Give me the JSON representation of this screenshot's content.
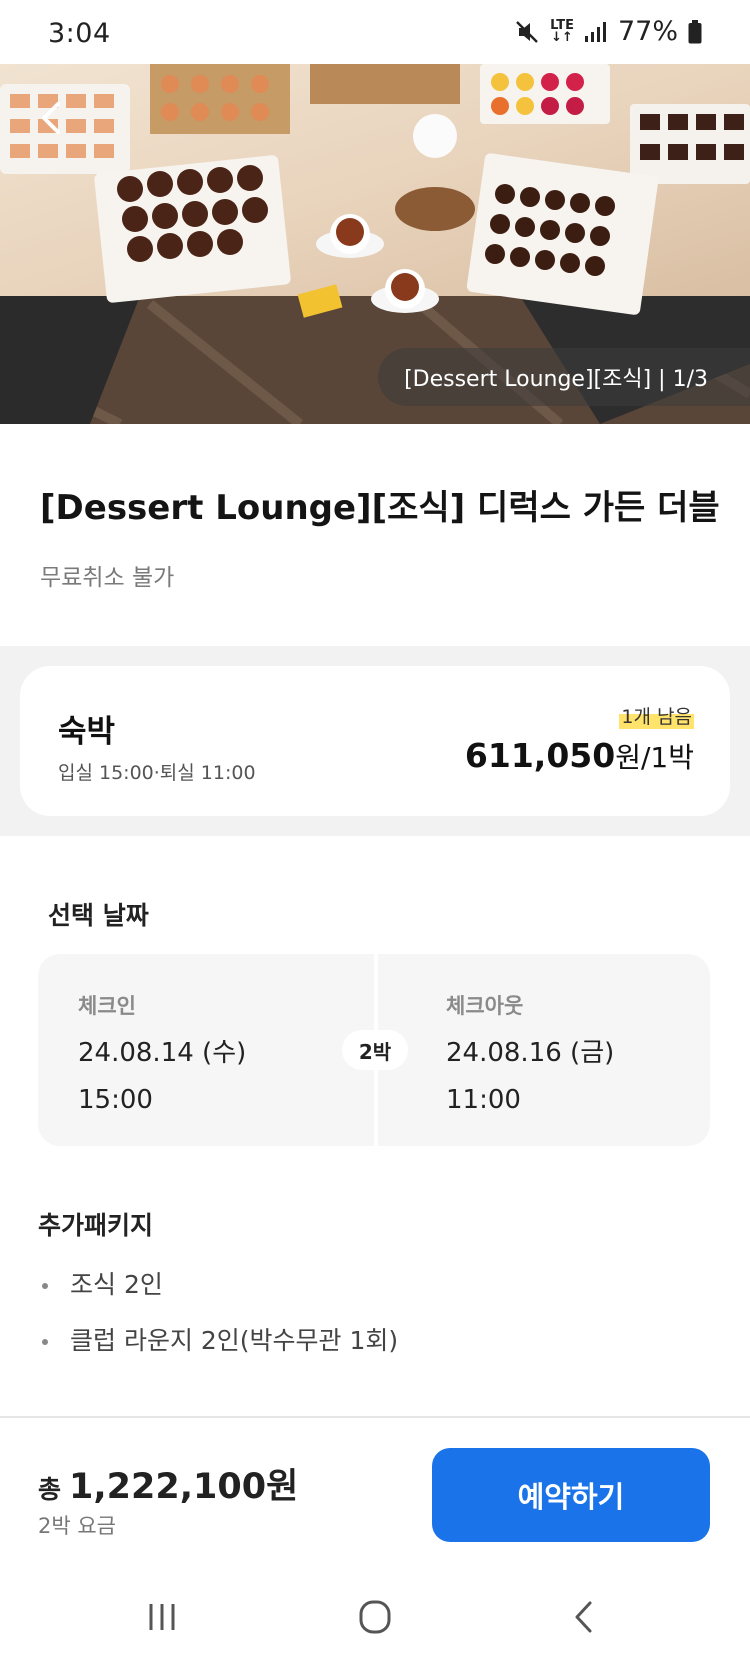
{
  "status_bar": {
    "time": "3:04",
    "network": "LTE",
    "battery": "77%"
  },
  "hero": {
    "counter": "[Dessert Lounge][조식] | 1/3",
    "icons": [
      "back-arrow-icon"
    ]
  },
  "room": {
    "title": "[Dessert Lounge][조식] 디럭스 가든 더블",
    "cancellation": "무료취소 불가"
  },
  "stay_card": {
    "label": "숙박",
    "times": "입실 15:00·퇴실 11:00",
    "remaining": "1개 남음",
    "price": "611,050",
    "price_unit": "원",
    "per_night": "/1박"
  },
  "dates": {
    "heading": "선택 날짜",
    "checkin_label": "체크인",
    "checkin_date": "24.08.14 (수)",
    "checkin_time": "15:00",
    "nights": "2박",
    "checkout_label": "체크아웃",
    "checkout_date": "24.08.16 (금)",
    "checkout_time": "11:00"
  },
  "packages": {
    "heading": "추가패키지",
    "items": [
      "조식 2인",
      "클럽 라운지 2인(박수무관 1회)"
    ]
  },
  "footer": {
    "total_prefix": "총",
    "total_amount": "1,222,100원",
    "total_sub": "2박 요금",
    "reserve_label": "예약하기"
  },
  "colors": {
    "accent": "#1a73e8",
    "highlight": "#ffe36b",
    "band": "#f2f2f2"
  }
}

------------------------------------------------------------

Exercise details:
Extract each line from the listing that holds the word "Dessert".

Full answer:
    "counter": "[Dessert Lounge][조식] | 1/3",
    "title": "[Dessert Lounge][조식] 디럭스 가든 더블",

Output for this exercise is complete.